____ EXERCISE INPUT

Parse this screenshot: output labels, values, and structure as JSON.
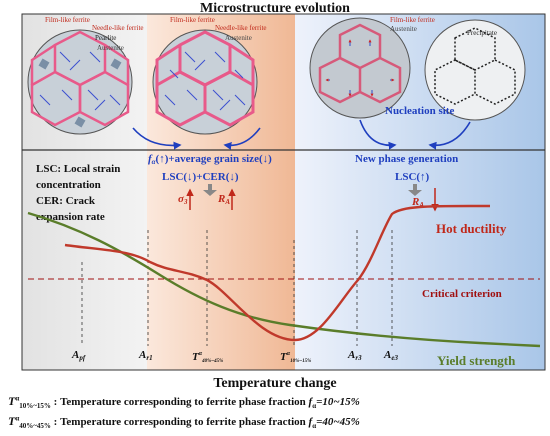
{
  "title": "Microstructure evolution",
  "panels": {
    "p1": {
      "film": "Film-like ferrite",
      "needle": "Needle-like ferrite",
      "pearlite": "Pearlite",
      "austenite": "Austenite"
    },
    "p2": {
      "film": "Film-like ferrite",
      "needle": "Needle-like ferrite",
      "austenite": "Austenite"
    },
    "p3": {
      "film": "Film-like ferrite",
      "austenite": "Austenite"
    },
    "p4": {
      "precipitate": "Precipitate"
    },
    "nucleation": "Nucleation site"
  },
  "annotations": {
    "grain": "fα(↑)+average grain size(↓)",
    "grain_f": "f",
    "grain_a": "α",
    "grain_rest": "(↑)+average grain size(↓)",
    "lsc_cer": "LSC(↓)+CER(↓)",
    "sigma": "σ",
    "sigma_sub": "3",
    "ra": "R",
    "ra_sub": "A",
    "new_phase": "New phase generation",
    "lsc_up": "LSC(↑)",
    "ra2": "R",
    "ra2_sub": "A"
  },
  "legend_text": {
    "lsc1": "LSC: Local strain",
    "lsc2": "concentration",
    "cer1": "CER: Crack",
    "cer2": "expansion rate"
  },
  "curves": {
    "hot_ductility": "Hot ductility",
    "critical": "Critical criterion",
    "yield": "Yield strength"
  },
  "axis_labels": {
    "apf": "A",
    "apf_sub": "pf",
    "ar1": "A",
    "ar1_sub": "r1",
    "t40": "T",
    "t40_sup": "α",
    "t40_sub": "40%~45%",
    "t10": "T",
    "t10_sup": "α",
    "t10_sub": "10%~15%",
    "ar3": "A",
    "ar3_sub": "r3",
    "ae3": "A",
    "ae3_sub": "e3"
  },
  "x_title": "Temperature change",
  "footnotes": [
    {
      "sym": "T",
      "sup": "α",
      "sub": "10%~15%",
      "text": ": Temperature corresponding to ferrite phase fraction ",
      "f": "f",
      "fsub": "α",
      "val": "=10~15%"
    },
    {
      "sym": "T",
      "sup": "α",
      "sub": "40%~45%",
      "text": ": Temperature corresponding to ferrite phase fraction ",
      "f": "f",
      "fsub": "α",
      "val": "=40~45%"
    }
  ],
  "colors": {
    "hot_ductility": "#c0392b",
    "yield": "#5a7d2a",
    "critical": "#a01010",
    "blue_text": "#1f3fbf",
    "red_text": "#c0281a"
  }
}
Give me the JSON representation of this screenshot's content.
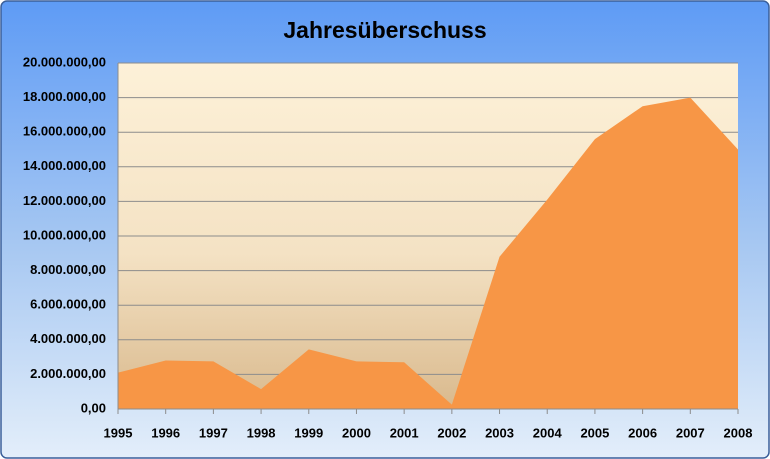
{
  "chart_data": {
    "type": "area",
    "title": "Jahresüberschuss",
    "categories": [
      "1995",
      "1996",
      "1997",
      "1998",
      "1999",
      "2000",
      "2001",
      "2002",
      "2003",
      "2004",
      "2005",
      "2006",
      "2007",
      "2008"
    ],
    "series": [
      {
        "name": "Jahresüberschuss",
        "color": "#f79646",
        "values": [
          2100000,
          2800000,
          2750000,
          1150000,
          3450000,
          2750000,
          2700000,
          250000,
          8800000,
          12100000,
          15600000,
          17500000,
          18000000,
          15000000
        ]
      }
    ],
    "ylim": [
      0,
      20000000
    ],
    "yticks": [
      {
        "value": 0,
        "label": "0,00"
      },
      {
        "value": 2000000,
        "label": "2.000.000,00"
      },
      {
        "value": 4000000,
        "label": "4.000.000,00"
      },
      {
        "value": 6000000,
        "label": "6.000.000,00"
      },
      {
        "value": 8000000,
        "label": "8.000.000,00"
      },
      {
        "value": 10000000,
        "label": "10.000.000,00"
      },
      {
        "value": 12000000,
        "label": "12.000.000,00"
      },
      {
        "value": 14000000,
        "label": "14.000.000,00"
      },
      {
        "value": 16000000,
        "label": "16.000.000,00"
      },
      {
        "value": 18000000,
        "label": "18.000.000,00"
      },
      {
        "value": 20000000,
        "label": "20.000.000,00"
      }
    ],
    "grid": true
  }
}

________

• [GIVEN TASK]
Search the entries for the word "critical", then gather every line that has it.

• [RESPONSE TO THIS TASK]
    "critical": "Critical criterion",
    "critical": "#a01010",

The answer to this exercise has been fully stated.